■ JOB ■
Copy down every line where the string "this" shows up.

■ DATA ROWS ■
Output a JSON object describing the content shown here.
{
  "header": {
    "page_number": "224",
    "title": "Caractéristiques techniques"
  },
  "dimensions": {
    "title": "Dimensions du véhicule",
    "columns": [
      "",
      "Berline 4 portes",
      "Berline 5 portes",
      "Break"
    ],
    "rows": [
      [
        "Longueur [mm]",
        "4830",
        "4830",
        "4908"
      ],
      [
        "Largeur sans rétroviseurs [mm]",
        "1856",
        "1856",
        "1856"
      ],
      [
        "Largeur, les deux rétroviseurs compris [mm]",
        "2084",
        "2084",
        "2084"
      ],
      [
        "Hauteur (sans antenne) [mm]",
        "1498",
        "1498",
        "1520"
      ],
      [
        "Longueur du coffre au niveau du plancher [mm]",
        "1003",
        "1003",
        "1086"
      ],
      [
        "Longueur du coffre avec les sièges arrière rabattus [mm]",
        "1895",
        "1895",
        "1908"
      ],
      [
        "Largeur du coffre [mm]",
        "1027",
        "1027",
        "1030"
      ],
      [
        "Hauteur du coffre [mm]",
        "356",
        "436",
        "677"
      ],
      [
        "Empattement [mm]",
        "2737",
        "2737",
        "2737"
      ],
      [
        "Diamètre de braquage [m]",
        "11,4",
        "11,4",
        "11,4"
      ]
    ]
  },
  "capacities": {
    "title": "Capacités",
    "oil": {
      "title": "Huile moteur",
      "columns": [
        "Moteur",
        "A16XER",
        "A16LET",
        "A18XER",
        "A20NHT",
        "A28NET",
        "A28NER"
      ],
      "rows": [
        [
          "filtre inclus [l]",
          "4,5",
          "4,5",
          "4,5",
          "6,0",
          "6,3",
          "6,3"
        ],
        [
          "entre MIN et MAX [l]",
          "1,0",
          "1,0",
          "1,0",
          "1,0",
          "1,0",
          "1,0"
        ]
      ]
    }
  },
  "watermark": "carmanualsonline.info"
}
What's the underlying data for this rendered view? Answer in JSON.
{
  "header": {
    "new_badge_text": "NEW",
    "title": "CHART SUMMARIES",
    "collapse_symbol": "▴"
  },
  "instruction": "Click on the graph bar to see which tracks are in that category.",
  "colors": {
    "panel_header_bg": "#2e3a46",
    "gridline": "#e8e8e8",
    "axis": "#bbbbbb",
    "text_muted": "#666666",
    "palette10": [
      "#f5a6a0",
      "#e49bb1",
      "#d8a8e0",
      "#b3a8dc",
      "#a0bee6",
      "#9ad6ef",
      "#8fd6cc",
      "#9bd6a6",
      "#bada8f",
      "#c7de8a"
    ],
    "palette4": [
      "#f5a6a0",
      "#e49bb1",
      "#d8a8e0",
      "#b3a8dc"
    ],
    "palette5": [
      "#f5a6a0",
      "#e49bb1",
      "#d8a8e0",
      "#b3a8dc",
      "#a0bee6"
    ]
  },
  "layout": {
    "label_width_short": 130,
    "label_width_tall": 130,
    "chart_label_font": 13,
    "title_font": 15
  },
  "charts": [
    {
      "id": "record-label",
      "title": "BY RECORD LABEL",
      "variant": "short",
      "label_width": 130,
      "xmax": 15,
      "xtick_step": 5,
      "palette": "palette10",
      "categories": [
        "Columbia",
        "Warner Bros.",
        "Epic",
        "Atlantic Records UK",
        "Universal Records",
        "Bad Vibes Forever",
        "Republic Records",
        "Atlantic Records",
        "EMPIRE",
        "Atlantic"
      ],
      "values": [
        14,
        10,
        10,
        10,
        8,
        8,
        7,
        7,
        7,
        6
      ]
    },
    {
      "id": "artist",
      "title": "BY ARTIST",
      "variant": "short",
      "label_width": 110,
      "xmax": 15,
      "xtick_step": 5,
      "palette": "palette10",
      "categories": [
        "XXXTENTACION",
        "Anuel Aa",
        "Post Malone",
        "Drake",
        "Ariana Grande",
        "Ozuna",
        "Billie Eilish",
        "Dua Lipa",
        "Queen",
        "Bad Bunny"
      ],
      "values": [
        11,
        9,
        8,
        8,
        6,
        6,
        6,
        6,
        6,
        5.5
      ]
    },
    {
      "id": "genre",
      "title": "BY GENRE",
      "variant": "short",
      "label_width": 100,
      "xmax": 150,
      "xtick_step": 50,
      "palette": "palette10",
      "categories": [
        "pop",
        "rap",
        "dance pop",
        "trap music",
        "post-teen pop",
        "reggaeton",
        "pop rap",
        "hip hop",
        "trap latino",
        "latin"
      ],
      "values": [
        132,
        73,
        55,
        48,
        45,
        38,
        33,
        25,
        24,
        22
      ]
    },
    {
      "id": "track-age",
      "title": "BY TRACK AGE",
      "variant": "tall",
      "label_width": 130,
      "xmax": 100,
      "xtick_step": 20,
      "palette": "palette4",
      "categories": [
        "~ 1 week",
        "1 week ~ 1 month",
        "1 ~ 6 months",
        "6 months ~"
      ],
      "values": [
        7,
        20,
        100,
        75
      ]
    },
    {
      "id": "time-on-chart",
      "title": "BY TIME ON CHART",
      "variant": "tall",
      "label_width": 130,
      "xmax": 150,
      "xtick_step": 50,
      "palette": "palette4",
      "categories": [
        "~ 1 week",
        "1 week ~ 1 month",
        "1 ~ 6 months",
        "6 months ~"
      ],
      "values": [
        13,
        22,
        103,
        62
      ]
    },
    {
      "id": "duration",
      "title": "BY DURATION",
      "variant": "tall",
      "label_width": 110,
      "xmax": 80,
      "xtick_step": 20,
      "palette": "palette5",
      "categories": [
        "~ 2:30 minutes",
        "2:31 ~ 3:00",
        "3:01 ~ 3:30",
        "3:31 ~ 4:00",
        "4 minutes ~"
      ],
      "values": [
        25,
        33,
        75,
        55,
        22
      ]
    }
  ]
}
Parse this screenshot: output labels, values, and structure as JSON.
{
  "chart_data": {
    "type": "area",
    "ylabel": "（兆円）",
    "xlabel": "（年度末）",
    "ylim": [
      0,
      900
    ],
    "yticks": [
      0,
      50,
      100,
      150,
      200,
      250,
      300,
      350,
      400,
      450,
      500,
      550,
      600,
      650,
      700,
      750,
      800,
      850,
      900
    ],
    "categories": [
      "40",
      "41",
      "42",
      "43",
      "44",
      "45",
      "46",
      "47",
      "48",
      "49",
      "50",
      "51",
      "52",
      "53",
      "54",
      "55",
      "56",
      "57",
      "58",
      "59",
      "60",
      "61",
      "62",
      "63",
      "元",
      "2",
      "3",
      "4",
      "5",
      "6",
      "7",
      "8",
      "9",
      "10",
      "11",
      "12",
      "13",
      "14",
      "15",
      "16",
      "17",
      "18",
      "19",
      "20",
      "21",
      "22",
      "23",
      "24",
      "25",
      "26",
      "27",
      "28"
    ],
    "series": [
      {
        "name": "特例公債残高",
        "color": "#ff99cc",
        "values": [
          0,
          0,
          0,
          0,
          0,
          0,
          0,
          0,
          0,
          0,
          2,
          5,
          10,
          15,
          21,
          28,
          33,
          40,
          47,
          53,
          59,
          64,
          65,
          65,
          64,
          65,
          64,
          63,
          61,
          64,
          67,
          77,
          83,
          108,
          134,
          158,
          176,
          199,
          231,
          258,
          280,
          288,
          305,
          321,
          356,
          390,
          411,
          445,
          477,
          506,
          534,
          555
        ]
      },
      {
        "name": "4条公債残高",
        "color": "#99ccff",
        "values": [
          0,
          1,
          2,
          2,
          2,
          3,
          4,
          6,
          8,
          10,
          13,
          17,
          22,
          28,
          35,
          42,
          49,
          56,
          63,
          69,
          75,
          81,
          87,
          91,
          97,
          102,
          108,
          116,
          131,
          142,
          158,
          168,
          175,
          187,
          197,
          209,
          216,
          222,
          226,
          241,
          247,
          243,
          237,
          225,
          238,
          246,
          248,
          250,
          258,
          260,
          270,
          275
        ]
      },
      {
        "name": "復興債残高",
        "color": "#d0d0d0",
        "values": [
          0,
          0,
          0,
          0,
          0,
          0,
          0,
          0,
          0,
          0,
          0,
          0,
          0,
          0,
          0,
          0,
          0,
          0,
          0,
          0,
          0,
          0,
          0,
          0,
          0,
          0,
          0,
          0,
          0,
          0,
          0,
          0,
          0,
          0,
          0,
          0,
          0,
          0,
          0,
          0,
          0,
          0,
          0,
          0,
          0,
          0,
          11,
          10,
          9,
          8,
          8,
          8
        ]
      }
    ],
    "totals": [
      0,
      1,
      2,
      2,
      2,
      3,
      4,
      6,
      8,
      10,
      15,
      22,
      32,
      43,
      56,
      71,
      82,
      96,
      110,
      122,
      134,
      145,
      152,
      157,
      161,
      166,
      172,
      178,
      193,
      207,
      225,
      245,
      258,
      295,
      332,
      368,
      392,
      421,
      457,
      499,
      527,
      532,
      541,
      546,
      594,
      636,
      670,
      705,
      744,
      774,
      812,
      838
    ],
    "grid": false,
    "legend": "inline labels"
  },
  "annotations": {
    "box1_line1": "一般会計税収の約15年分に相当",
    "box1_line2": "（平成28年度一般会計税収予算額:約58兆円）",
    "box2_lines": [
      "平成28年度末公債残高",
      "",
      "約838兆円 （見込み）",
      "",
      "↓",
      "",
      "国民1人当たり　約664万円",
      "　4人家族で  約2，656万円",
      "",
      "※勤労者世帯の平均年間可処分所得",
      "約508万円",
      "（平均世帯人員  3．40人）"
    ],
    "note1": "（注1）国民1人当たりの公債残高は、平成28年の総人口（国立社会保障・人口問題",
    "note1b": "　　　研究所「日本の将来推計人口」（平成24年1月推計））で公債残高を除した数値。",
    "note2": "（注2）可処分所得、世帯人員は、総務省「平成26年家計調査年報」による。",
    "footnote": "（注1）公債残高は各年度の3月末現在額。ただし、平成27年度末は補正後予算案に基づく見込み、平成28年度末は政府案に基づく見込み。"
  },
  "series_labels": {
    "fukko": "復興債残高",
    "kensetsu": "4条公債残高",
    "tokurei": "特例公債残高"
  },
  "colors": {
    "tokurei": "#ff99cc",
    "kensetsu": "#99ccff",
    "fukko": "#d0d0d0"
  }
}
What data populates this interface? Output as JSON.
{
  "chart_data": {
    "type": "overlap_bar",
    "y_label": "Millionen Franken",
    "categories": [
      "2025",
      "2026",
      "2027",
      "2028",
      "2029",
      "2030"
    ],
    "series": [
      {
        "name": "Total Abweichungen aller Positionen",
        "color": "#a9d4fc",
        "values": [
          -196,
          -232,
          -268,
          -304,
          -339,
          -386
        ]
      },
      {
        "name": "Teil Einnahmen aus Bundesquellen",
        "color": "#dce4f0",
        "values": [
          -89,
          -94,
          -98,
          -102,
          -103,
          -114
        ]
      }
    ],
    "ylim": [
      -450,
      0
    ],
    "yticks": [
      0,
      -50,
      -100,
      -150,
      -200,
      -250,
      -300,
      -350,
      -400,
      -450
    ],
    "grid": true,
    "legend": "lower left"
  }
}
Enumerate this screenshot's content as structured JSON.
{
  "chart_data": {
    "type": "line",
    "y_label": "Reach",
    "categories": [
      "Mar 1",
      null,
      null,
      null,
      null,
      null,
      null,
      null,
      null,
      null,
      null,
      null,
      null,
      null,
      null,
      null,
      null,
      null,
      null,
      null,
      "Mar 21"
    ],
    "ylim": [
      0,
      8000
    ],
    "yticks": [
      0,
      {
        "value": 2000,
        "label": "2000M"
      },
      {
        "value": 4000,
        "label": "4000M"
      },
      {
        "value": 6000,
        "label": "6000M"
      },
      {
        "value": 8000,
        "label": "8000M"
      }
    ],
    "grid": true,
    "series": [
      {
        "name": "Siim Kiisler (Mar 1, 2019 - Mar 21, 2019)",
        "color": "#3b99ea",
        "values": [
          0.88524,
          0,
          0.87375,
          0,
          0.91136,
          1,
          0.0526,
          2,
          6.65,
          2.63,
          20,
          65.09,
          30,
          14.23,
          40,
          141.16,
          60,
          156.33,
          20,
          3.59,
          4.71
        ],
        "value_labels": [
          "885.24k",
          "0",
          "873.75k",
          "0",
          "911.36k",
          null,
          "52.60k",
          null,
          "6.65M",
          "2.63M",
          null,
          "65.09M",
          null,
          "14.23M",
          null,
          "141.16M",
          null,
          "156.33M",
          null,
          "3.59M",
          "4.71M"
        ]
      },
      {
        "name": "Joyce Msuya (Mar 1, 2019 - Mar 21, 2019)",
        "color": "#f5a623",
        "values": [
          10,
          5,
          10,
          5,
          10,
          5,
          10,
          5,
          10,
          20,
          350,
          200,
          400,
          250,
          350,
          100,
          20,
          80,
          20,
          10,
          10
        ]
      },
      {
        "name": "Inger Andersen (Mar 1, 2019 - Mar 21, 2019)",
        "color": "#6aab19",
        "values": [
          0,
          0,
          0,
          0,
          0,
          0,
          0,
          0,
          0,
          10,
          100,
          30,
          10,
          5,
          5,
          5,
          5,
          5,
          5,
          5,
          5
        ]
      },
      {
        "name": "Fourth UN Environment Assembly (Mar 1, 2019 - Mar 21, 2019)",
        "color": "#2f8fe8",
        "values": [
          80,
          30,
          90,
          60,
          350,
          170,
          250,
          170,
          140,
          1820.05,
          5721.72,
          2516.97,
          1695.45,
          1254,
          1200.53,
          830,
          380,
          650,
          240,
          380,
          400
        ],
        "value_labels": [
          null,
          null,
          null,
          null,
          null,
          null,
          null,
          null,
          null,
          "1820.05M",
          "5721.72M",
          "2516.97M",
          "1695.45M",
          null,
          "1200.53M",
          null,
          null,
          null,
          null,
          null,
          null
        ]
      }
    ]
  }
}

■ SOLVED PROBLEM ■
What's the underlying data for this rendered view? Answer in JSON.
Parse this screenshot: output labels, values, and structure as JSON.
What data populates this interface? Output as JSON.
Enumerate this screenshot's content as structured JSON.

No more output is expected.